## begin RAW DATA

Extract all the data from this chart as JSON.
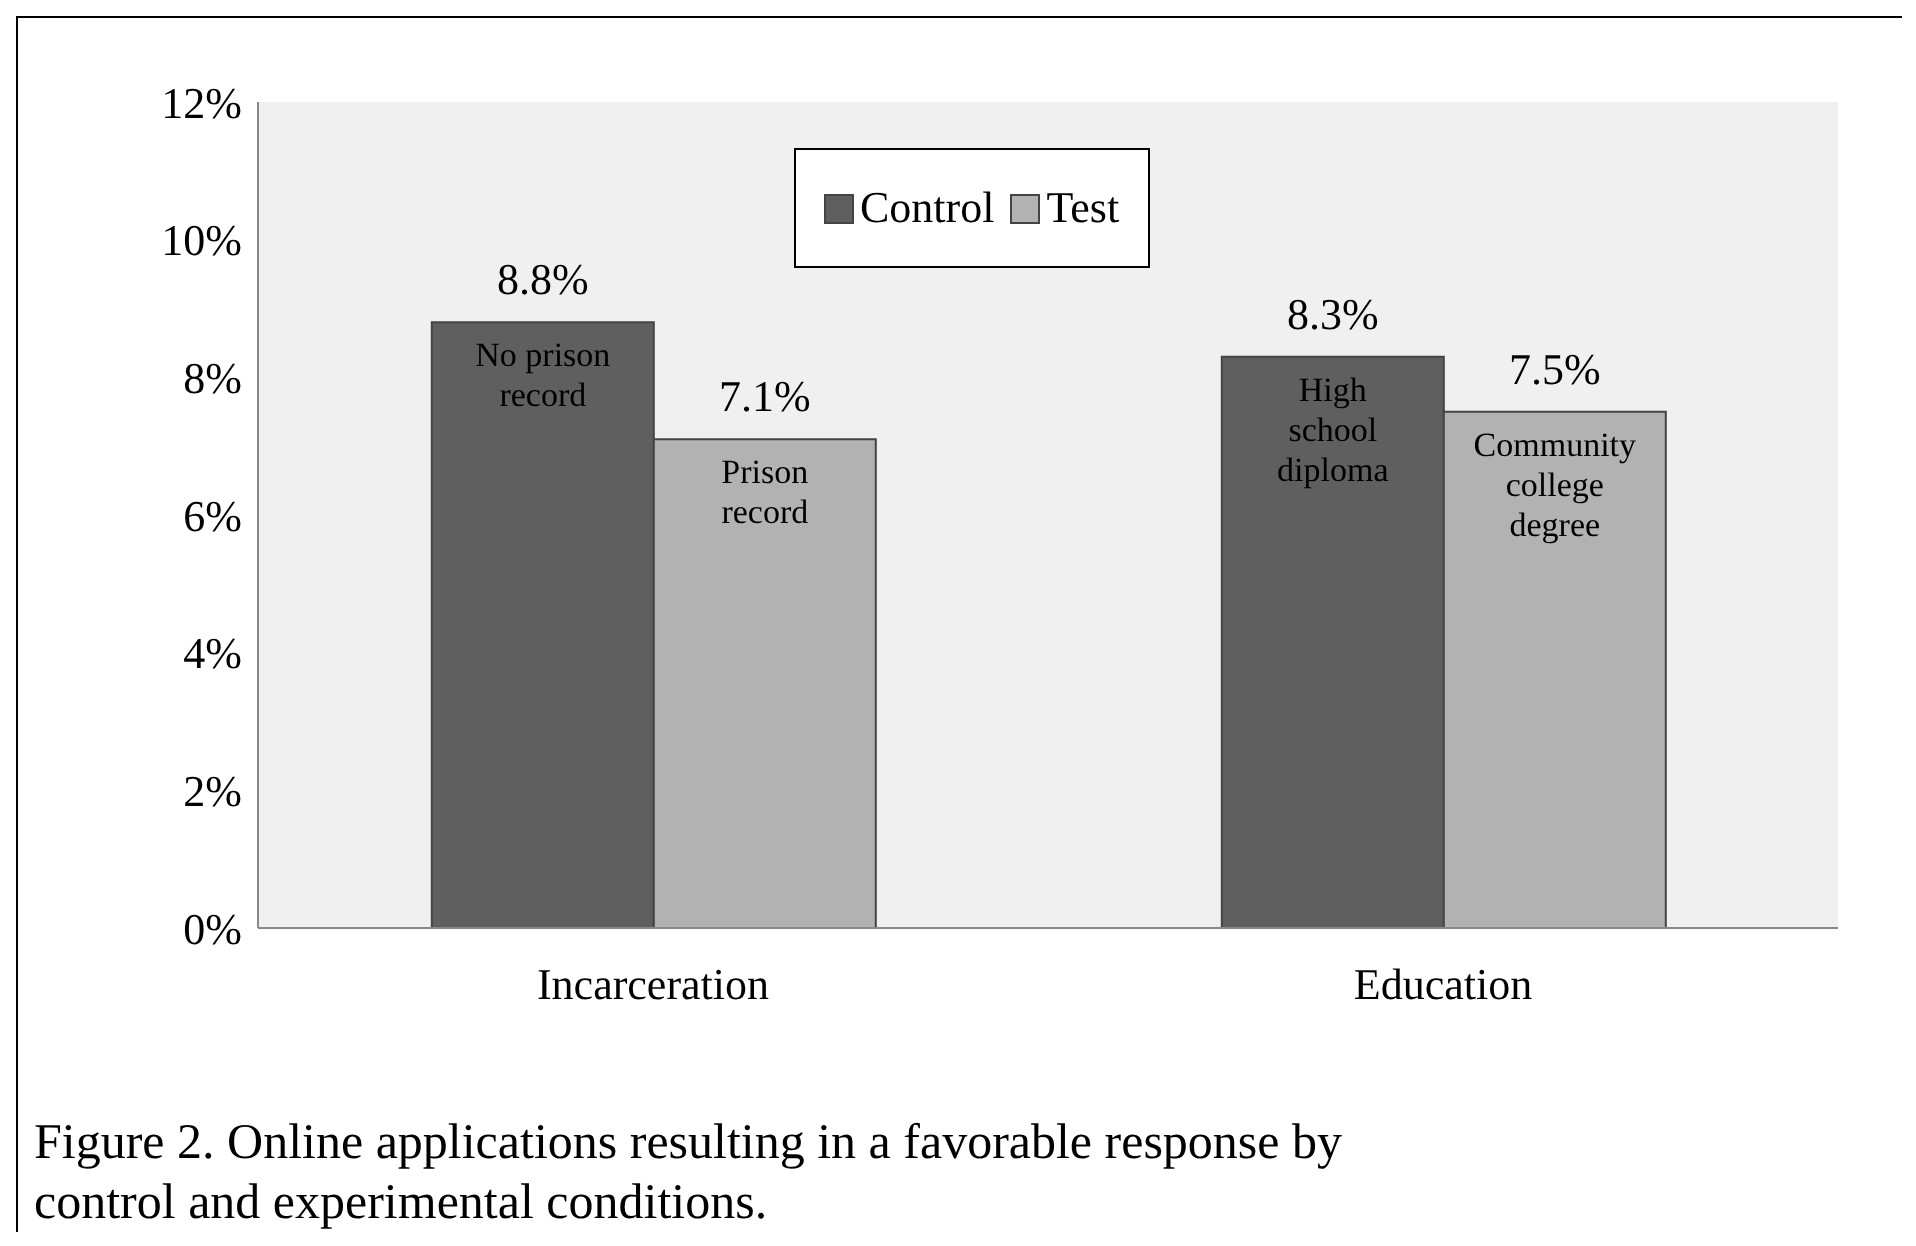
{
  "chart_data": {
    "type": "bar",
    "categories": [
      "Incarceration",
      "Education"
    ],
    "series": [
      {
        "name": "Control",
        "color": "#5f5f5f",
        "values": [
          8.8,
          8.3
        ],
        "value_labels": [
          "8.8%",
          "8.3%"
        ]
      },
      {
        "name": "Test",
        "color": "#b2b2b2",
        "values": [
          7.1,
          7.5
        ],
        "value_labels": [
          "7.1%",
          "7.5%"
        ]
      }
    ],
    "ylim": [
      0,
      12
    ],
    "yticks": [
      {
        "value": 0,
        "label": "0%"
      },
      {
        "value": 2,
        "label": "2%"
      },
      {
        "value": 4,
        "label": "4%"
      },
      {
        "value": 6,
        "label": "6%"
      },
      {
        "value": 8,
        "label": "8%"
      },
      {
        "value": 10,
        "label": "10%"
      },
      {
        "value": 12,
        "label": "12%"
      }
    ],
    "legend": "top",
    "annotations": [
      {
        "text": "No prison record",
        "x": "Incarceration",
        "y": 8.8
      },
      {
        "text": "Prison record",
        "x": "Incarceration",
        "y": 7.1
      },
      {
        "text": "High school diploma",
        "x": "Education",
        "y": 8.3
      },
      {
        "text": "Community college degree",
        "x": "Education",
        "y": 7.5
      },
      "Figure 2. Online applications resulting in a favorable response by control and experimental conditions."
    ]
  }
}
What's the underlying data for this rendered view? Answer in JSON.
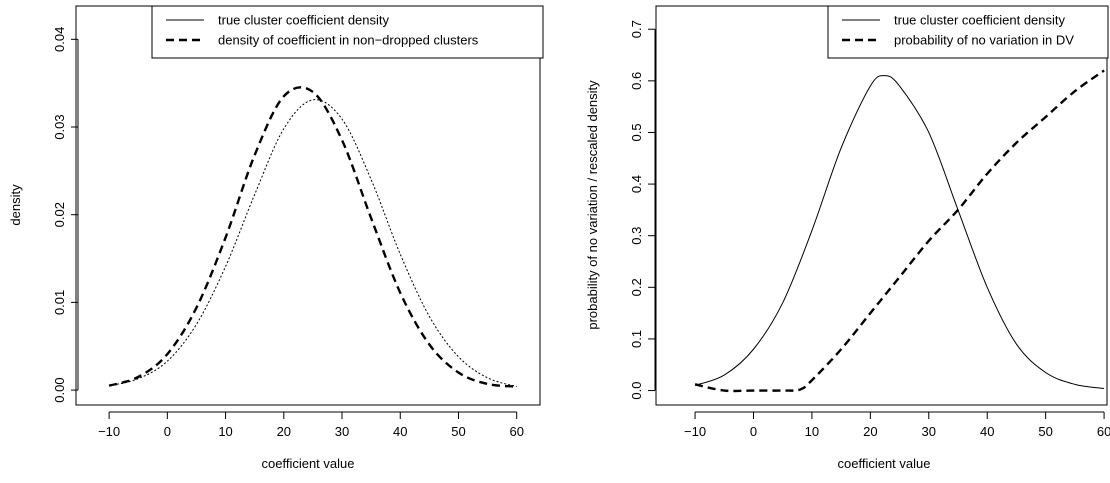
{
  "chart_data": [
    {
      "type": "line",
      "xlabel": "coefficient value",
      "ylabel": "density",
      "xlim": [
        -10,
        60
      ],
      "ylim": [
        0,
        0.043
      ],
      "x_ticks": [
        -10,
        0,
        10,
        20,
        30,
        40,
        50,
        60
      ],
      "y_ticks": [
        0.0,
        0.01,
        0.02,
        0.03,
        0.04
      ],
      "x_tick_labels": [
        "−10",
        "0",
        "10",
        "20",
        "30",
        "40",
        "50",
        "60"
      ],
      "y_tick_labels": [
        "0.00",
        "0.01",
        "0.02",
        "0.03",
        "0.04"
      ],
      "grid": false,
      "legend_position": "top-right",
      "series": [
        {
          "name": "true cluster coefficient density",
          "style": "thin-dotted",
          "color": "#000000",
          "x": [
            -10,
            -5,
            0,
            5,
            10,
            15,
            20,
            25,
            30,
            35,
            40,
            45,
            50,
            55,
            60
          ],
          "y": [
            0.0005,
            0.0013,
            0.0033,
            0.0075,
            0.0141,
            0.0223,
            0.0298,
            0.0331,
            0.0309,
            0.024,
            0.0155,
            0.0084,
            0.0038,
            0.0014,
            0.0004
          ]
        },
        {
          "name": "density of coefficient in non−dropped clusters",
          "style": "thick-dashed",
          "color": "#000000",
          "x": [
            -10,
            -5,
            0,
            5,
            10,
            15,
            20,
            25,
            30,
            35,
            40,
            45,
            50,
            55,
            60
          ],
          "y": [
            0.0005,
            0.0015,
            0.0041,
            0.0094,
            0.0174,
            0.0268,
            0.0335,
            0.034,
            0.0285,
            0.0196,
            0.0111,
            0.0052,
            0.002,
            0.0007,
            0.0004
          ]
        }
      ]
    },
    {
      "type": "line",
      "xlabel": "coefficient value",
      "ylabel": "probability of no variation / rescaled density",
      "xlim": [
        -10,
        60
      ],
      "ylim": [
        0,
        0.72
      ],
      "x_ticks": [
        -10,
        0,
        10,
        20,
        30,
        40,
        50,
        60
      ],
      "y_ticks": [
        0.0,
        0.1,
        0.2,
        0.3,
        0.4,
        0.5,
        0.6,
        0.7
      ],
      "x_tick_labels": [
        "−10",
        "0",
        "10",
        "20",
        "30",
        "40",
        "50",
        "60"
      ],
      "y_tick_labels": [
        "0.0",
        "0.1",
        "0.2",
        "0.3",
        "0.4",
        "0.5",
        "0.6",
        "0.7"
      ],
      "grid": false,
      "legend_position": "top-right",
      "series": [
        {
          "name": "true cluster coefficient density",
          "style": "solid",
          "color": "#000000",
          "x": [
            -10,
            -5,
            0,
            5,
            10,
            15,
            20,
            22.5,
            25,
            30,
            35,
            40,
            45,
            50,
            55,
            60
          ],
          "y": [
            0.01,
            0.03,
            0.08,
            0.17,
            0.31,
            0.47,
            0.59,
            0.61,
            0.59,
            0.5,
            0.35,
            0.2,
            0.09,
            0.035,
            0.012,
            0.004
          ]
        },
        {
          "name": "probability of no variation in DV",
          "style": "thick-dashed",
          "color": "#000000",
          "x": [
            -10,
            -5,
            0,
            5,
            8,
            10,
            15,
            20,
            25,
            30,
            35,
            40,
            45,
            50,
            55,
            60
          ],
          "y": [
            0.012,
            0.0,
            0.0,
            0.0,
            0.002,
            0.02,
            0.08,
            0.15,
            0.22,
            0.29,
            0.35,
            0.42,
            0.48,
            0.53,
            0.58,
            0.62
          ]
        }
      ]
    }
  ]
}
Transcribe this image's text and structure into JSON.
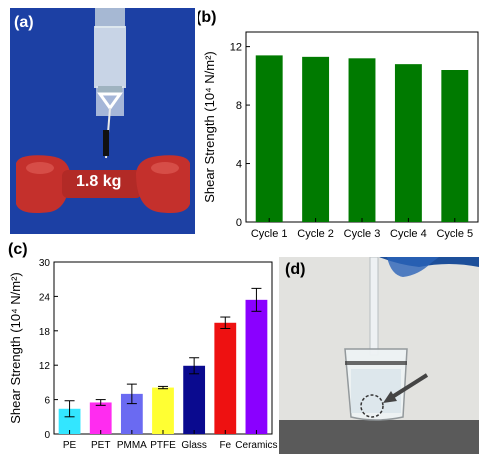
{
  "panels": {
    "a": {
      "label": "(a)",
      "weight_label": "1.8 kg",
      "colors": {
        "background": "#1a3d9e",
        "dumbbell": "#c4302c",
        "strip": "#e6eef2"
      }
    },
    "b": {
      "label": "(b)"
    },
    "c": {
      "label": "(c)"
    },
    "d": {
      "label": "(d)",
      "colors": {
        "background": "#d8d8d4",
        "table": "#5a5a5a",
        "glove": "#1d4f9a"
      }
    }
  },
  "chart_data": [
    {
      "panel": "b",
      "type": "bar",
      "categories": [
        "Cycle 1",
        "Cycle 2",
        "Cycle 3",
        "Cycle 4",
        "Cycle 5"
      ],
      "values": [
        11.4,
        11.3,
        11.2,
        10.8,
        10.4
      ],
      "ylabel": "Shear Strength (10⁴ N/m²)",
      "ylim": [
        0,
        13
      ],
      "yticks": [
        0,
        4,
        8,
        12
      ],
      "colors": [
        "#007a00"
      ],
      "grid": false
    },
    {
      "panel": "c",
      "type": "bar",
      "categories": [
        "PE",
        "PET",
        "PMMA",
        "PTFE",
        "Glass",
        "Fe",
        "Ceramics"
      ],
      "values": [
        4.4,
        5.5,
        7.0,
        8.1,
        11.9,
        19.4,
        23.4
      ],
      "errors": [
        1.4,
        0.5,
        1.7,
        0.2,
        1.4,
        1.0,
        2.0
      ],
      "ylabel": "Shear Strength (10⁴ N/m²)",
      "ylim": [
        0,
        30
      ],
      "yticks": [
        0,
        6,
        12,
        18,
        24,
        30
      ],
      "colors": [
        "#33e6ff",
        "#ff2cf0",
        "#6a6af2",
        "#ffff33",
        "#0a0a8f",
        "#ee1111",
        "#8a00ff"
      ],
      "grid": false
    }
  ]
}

## end RAW DATA

Give the count of lines in the listing above that include "style", with no other words.

» RESULT OF THE TASK: 4